> _SET TASK_: Keep the pictures out of the copy and repeat the records exactly.

> _WORKING DATA_:
◆ ◆ ◆ ◆
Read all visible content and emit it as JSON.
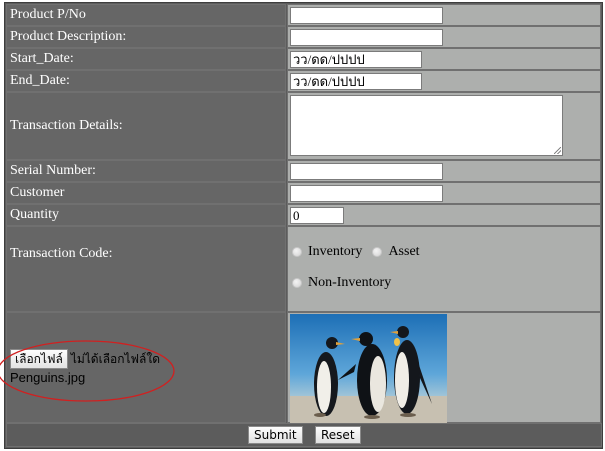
{
  "fields": {
    "product_pno": {
      "label": "Product P/No",
      "value": ""
    },
    "product_description": {
      "label": "Product Description:",
      "value": ""
    },
    "start_date": {
      "label": "Start_Date:",
      "value": "วว/ดด/ปปปป"
    },
    "end_date": {
      "label": "End_Date:",
      "value": "วว/ดด/ปปปป"
    },
    "transaction_details": {
      "label": "Transaction Details:",
      "value": ""
    },
    "serial_number": {
      "label": "Serial Number:",
      "value": ""
    },
    "customer": {
      "label": "Customer",
      "value": ""
    },
    "quantity": {
      "label": "Quantity",
      "value": "0"
    }
  },
  "transaction_code": {
    "label": "Transaction Code:",
    "options": [
      "Inventory",
      "Asset",
      "Non-Inventory"
    ]
  },
  "file_upload": {
    "button_label": "เลือกไฟล์",
    "status": "ไม่ได้เลือกไฟล์ใด",
    "file_name": "Penguins.jpg"
  },
  "preview_image": {
    "icon": "penguins-photo",
    "colors": {
      "sky": "#2a7fc4",
      "ice": "#c9c3b6"
    }
  },
  "buttons": {
    "submit": "Submit",
    "reset": "Reset"
  },
  "colors": {
    "label_cell": "#666666",
    "input_cell": "#adafad",
    "annotation": "#d12020"
  }
}
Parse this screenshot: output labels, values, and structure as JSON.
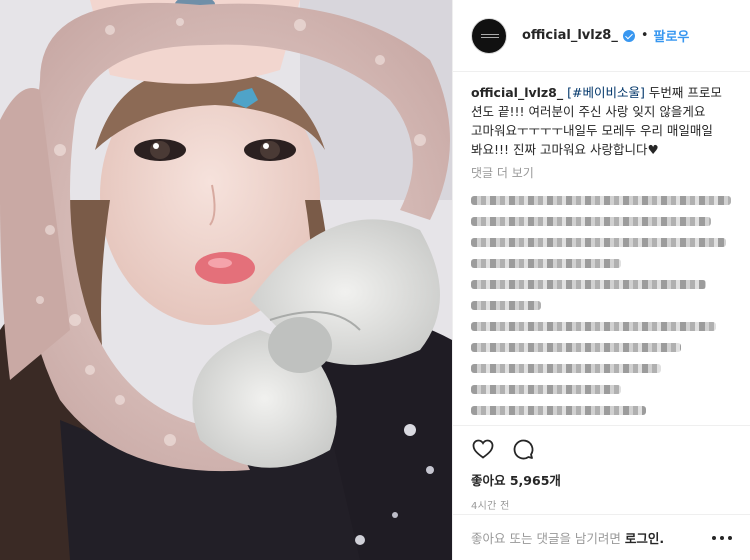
{
  "post": {
    "username": "official_lvlz8_",
    "verified": true,
    "separator": "•",
    "follow_label": "팔로우",
    "caption": {
      "user": "official_lvlz8_",
      "tag": "[#베이비소울]",
      "text": "두번째 프로모 션도 끝!!! 여러분이 주신 사랑 잊지 않을게요 고마워요ㅜㅜㅜㅜ내일두 모레두 우리 매일매일 봐요!!! 진짜 고마워요 사랑합니다♥"
    },
    "view_more_comments": "댓글 더 보기",
    "last_comment_suffix": "♥♥",
    "likes": "좋아요 5,965개",
    "time_ago": "4시간 전",
    "login_prompt": "좋아요 또는 댓글을 남기려면",
    "login_link": "로그인."
  },
  "icons": {
    "like": "heart-icon",
    "comment": "comment-bubble-icon",
    "options": "more-options-icon"
  },
  "colors": {
    "link_blue": "#3897f0",
    "text": "#262626",
    "muted": "#999999",
    "border": "#efefef"
  }
}
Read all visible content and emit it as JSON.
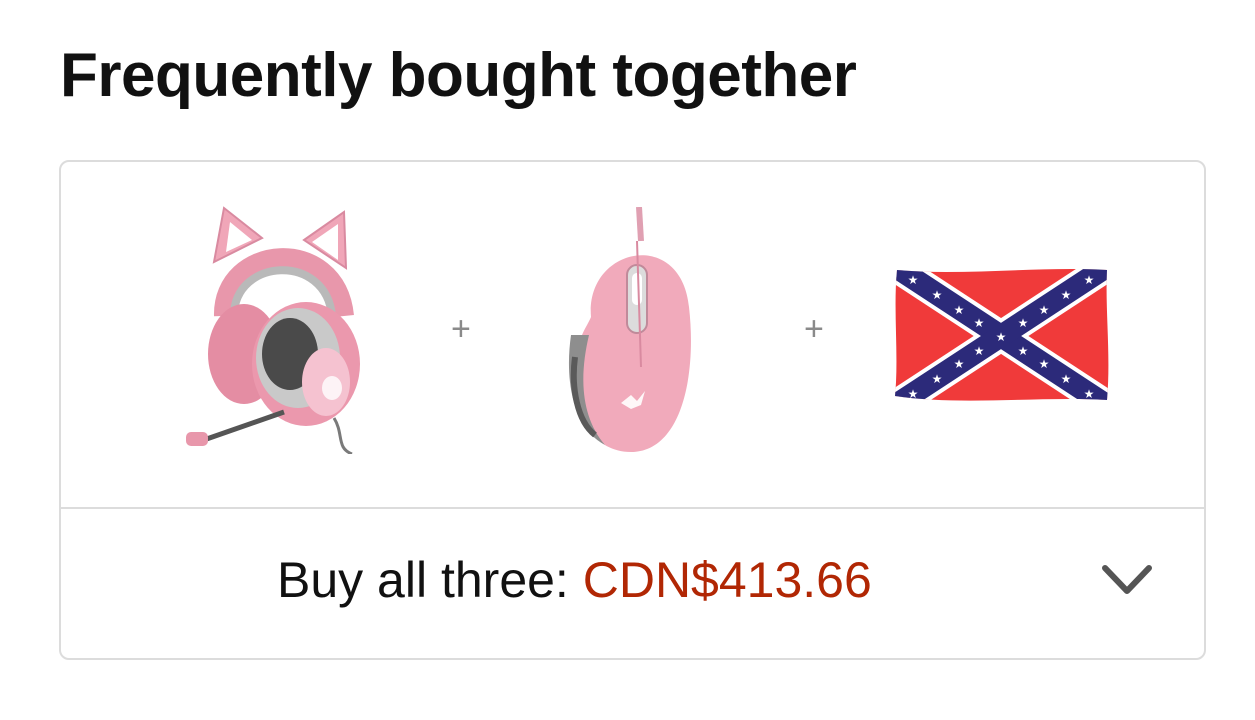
{
  "section": {
    "title": "Frequently bought together"
  },
  "products": [
    {
      "name": "pink cat-ear gaming headset",
      "icon": "headset-icon"
    },
    {
      "name": "pink gaming mouse",
      "icon": "mouse-icon"
    },
    {
      "name": "flag",
      "icon": "flag-icon"
    }
  ],
  "separators": [
    "+",
    "+"
  ],
  "summary": {
    "label": "Buy all three:",
    "price": "CDN$413.66",
    "expand_icon": "chevron-down-icon"
  },
  "colors": {
    "price": "#b12704",
    "border": "#dcdcdc",
    "text": "#111111"
  }
}
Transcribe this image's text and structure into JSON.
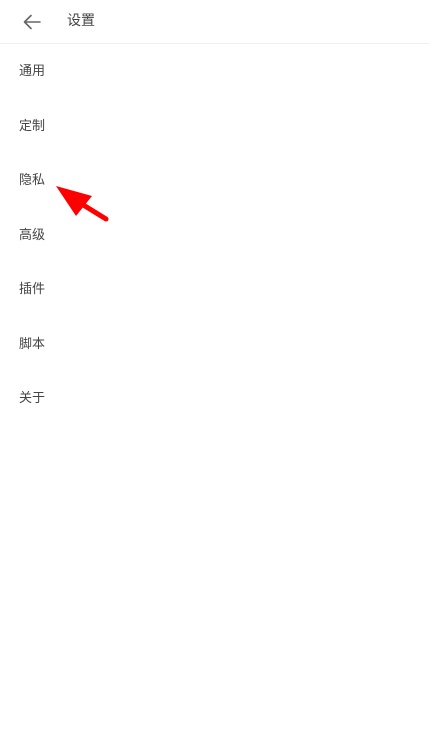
{
  "header": {
    "title": "设置",
    "back_icon": "arrow-left-icon"
  },
  "menu": {
    "items": [
      {
        "id": "general",
        "label": "通用"
      },
      {
        "id": "custom",
        "label": "定制"
      },
      {
        "id": "privacy",
        "label": "隐私"
      },
      {
        "id": "advanced",
        "label": "高级"
      },
      {
        "id": "plugins",
        "label": "插件"
      },
      {
        "id": "scripts",
        "label": "脚本"
      },
      {
        "id": "about",
        "label": "关于"
      }
    ]
  },
  "colors": {
    "background": "#ffffff",
    "text": "#444444",
    "divider": "#f0f0f0",
    "annotation_arrow": "#ff0000"
  }
}
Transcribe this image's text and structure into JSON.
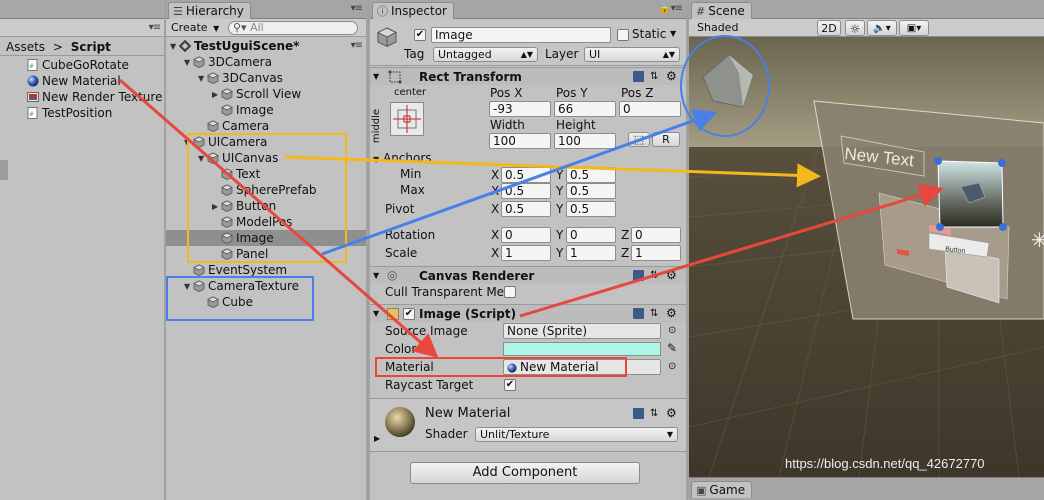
{
  "project": {
    "breadcrumb": [
      "Assets",
      "Script"
    ],
    "sep": ">",
    "items": [
      {
        "label": "CubeGoRotate",
        "icon": "cs-script-icon"
      },
      {
        "label": "New Material",
        "icon": "material-sphere-icon"
      },
      {
        "label": "New Render Texture",
        "icon": "render-texture-icon"
      },
      {
        "label": "TestPosition",
        "icon": "cs-script-icon"
      }
    ]
  },
  "hierarchy": {
    "tab": "Hierarchy",
    "create": "Create",
    "search_placeholder": "All",
    "scene_name": "TestUguiScene*",
    "rows": [
      {
        "label": "3DCamera",
        "depth": 1,
        "arrow": "down"
      },
      {
        "label": "3DCanvas",
        "depth": 2,
        "arrow": "down"
      },
      {
        "label": "Scroll View",
        "depth": 3,
        "arrow": "right"
      },
      {
        "label": "Image",
        "depth": 3,
        "arrow": ""
      },
      {
        "label": "Camera",
        "depth": 2,
        "arrow": ""
      },
      {
        "label": "UICamera",
        "depth": 1,
        "arrow": "down"
      },
      {
        "label": "UICanvas",
        "depth": 2,
        "arrow": "down"
      },
      {
        "label": "Text",
        "depth": 3,
        "arrow": ""
      },
      {
        "label": "SpherePrefab",
        "depth": 3,
        "arrow": ""
      },
      {
        "label": "Button",
        "depth": 3,
        "arrow": "right"
      },
      {
        "label": "ModelPos",
        "depth": 3,
        "arrow": ""
      },
      {
        "label": "Image",
        "depth": 3,
        "arrow": "",
        "selected": true
      },
      {
        "label": "Panel",
        "depth": 3,
        "arrow": ""
      },
      {
        "label": "EventSystem",
        "depth": 1,
        "arrow": ""
      },
      {
        "label": "CameraTexture",
        "depth": 1,
        "arrow": "down"
      },
      {
        "label": "Cube",
        "depth": 2,
        "arrow": ""
      }
    ]
  },
  "inspector": {
    "tab": "Inspector",
    "object_name": "Image",
    "static_label": "Static",
    "tag_label": "Tag",
    "tag_value": "Untagged",
    "layer_label": "Layer",
    "layer_value": "UI",
    "rect": {
      "title": "Rect Transform",
      "anchor_h": "center",
      "anchor_v": "middle",
      "pos_x_label": "Pos X",
      "pos_y_label": "Pos Y",
      "pos_z_label": "Pos Z",
      "pos_x": "-93",
      "pos_y": "66",
      "pos_z": "0",
      "width_label": "Width",
      "height_label": "Height",
      "width": "100",
      "height": "100",
      "r_label": "R",
      "anchors_label": "Anchors",
      "min_label": "Min",
      "max_label": "Max",
      "pivot_label": "Pivot",
      "x": "X",
      "y": "Y",
      "z": "Z",
      "min_x": "0.5",
      "min_y": "0.5",
      "max_x": "0.5",
      "max_y": "0.5",
      "pivot_x": "0.5",
      "pivot_y": "0.5",
      "rotation_label": "Rotation",
      "scale_label": "Scale",
      "rot_x": "0",
      "rot_y": "0",
      "rot_z": "0",
      "scale_x": "1",
      "scale_y": "1",
      "scale_z": "1"
    },
    "canvas_renderer": {
      "title": "Canvas Renderer",
      "cull_label": "Cull Transparent Me"
    },
    "image": {
      "title": "Image (Script)",
      "source_label": "Source Image",
      "source_value": "None (Sprite)",
      "color_label": "Color",
      "color_value": "#aff5e7",
      "material_label": "Material",
      "material_value": "New Material",
      "raycast_label": "Raycast Target"
    },
    "material": {
      "name": "New Material",
      "shader_label": "Shader",
      "shader_value": "Unlit/Texture"
    },
    "add_component": "Add Component"
  },
  "scene": {
    "tab": "Scene",
    "shaded": "Shaded",
    "mode_2d": "2D",
    "new_text": "New Text",
    "button_text": "Button",
    "game_tab": "Game",
    "watermark": "https://blog.csdn.net/qq_42672770"
  },
  "colors": {
    "panel_bg": "#c2c2c2",
    "selection": "#8f8f8f",
    "annot_red": "#e8473d",
    "annot_yellow": "#f5b81c",
    "annot_blue": "#4a7fe8",
    "image_color": "#aff5e7"
  }
}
◆ ◆ ◆ ◆
> _THE COMPLETED TASK_:
Read all visible content and emit it as JSON.
{
  "fields": {
    "product_pno": {
      "label": "Product P/No",
      "value": ""
    },
    "product_description": {
      "label": "Product Description:",
      "value": ""
    },
    "start_date": {
      "label": "Start_Date:",
      "value": "วว/ดด/ปปปป"
    },
    "end_date": {
      "label": "End_Date:",
      "value": "วว/ดด/ปปปป"
    },
    "transaction_details": {
      "label": "Transaction Details:",
      "value": ""
    },
    "serial_number": {
      "label": "Serial Number:",
      "value": ""
    },
    "customer": {
      "label": "Customer",
      "value": ""
    },
    "quantity": {
      "label": "Quantity",
      "value": "0"
    }
  },
  "transaction_code": {
    "label": "Transaction Code:",
    "options": [
      "Inventory",
      "Asset",
      "Non-Inventory"
    ]
  },
  "file_upload": {
    "button_label": "เลือกไฟล์",
    "status": "ไม่ได้เลือกไฟล์ใด",
    "file_name": "Penguins.jpg"
  },
  "preview_image": {
    "icon": "penguins-photo",
    "colors": {
      "sky": "#2a7fc4",
      "ice": "#c9c3b6"
    }
  },
  "buttons": {
    "submit": "Submit",
    "reset": "Reset"
  },
  "colors": {
    "label_cell": "#666666",
    "input_cell": "#adafad",
    "annotation": "#d12020"
  }
}
Parse this screenshot: output labels, values, and structure as JSON.
{
  "post": {
    "username": "official_lvlz8_",
    "verified": true,
    "separator": "•",
    "follow_label": "팔로우",
    "caption": {
      "user": "official_lvlz8_",
      "tag": "[#베이비소울]",
      "text": "두번째 프로모 션도 끝!!! 여러분이 주신 사랑 잊지 않을게요 고마워요ㅜㅜㅜㅜ내일두 모레두 우리 매일매일 봐요!!! 진짜 고마워요 사랑합니다♥"
    },
    "view_more_comments": "댓글 더 보기",
    "last_comment_suffix": "♥♥",
    "likes": "좋아요 5,965개",
    "time_ago": "4시간 전",
    "login_prompt": "좋아요 또는 댓글을 남기려면",
    "login_link": "로그인."
  },
  "icons": {
    "like": "heart-icon",
    "comment": "comment-bubble-icon",
    "options": "more-options-icon"
  },
  "colors": {
    "link_blue": "#3897f0",
    "text": "#262626",
    "muted": "#999999",
    "border": "#efefef"
  }
}
Read all visible content and emit it as JSON.
{
  "section": {
    "title": "Frequently bought together"
  },
  "products": [
    {
      "name": "pink cat-ear gaming headset",
      "icon": "headset-icon"
    },
    {
      "name": "pink gaming mouse",
      "icon": "mouse-icon"
    },
    {
      "name": "flag",
      "icon": "flag-icon"
    }
  ],
  "separators": [
    "+",
    "+"
  ],
  "summary": {
    "label": "Buy all three:",
    "price": "CDN$413.66",
    "expand_icon": "chevron-down-icon"
  },
  "colors": {
    "price": "#b12704",
    "border": "#dcdcdc",
    "text": "#111111"
  }
}
Transcribe this image's text and structure into JSON.
{
  "header": {
    "title": "设置",
    "back_icon": "arrow-left-icon"
  },
  "menu": {
    "items": [
      {
        "id": "general",
        "label": "通用"
      },
      {
        "id": "custom",
        "label": "定制"
      },
      {
        "id": "privacy",
        "label": "隐私"
      },
      {
        "id": "advanced",
        "label": "高级"
      },
      {
        "id": "plugins",
        "label": "插件"
      },
      {
        "id": "scripts",
        "label": "脚本"
      },
      {
        "id": "about",
        "label": "关于"
      }
    ]
  },
  "colors": {
    "background": "#ffffff",
    "text": "#444444",
    "divider": "#f0f0f0",
    "annotation_arrow": "#ff0000"
  }
}
Transcribe this image's text and structure into JSON.
{
  "project": {
    "breadcrumb": [
      "Assets",
      "Script"
    ],
    "sep": ">",
    "items": [
      {
        "label": "CubeGoRotate",
        "icon": "cs-script-icon"
      },
      {
        "label": "New Material",
        "icon": "material-sphere-icon"
      },
      {
        "label": "New Render Texture",
        "icon": "render-texture-icon"
      },
      {
        "label": "TestPosition",
        "icon": "cs-script-icon"
      }
    ]
  },
  "hierarchy": {
    "tab": "Hierarchy",
    "create": "Create",
    "search_placeholder": "All",
    "scene_name": "TestUguiScene*",
    "rows": [
      {
        "label": "3DCamera",
        "depth": 1,
        "arrow": "down"
      },
      {
        "label": "3DCanvas",
        "depth": 2,
        "arrow": "down"
      },
      {
        "label": "Scroll View",
        "depth": 3,
        "arrow": "right"
      },
      {
        "label": "Image",
        "depth": 3,
        "arrow": ""
      },
      {
        "label": "Camera",
        "depth": 2,
        "arrow": ""
      },
      {
        "label": "UICamera",
        "depth": 1,
        "arrow": "down"
      },
      {
        "label": "UICanvas",
        "depth": 2,
        "arrow": "down"
      },
      {
        "label": "Text",
        "depth": 3,
        "arrow": ""
      },
      {
        "label": "SpherePrefab",
        "depth": 3,
        "arrow": ""
      },
      {
        "label": "Button",
        "depth": 3,
        "arrow": "right"
      },
      {
        "label": "ModelPos",
        "depth": 3,
        "arrow": ""
      },
      {
        "label": "Image",
        "depth": 3,
        "arrow": "",
        "selected": true
      },
      {
        "label": "Panel",
        "depth": 3,
        "arrow": ""
      },
      {
        "label": "EventSystem",
        "depth": 1,
        "arrow": ""
      },
      {
        "label": "CameraTexture",
        "depth": 1,
        "arrow": "down"
      },
      {
        "label": "Cube",
        "depth": 2,
        "arrow": ""
      }
    ]
  },
  "inspector": {
    "tab": "Inspector",
    "object_name": "Image",
    "static_label": "Static",
    "tag_label": "Tag",
    "tag_value": "Untagged",
    "layer_label": "Layer",
    "layer_value": "UI",
    "rect": {
      "title": "Rect Transform",
      "anchor_h": "center",
      "anchor_v": "middle",
      "pos_x_label": "Pos X",
      "pos_y_label": "Pos Y",
      "pos_z_label": "Pos Z",
      "pos_x": "-93",
      "pos_y": "66",
      "pos_z": "0",
      "width_label": "Width",
      "height_label": "Height",
      "width": "100",
      "height": "100",
      "r_label": "R",
      "anchors_label": "Anchors",
      "min_label": "Min",
      "max_label": "Max",
      "pivot_label": "Pivot",
      "x": "X",
      "y": "Y",
      "z": "Z",
      "min_x": "0.5",
      "min_y": "0.5",
      "max_x": "0.5",
      "max_y": "0.5",
      "pivot_x": "0.5",
      "pivot_y": "0.5",
      "rotation_label": "Rotation",
      "scale_label": "Scale",
      "rot_x": "0",
      "rot_y": "0",
      "rot_z": "0",
      "scale_x": "1",
      "scale_y": "1",
      "scale_z": "1"
    },
    "canvas_renderer": {
      "title": "Canvas Renderer",
      "cull_label": "Cull Transparent Me"
    },
    "image": {
      "title": "Image (Script)",
      "source_label": "Source Image",
      "source_value": "None (Sprite)",
      "color_label": "Color",
      "color_value": "#aff5e7",
      "material_label": "Material",
      "material_value": "New Material",
      "raycast_label": "Raycast Target"
    },
    "material": {
      "name": "New Material",
      "shader_label": "Shader",
      "shader_value": "Unlit/Texture"
    },
    "add_component": "Add Component"
  },
  "scene": {
    "tab": "Scene",
    "shaded": "Shaded",
    "mode_2d": "2D",
    "new_text": "New Text",
    "button_text": "Button",
    "game_tab": "Game",
    "watermark": "https://blog.csdn.net/qq_42672770"
  },
  "colors": {
    "panel_bg": "#c2c2c2",
    "selection": "#8f8f8f",
    "annot_red": "#e8473d",
    "annot_yellow": "#f5b81c",
    "annot_blue": "#4a7fe8",
    "image_color": "#aff5e7"
  }
}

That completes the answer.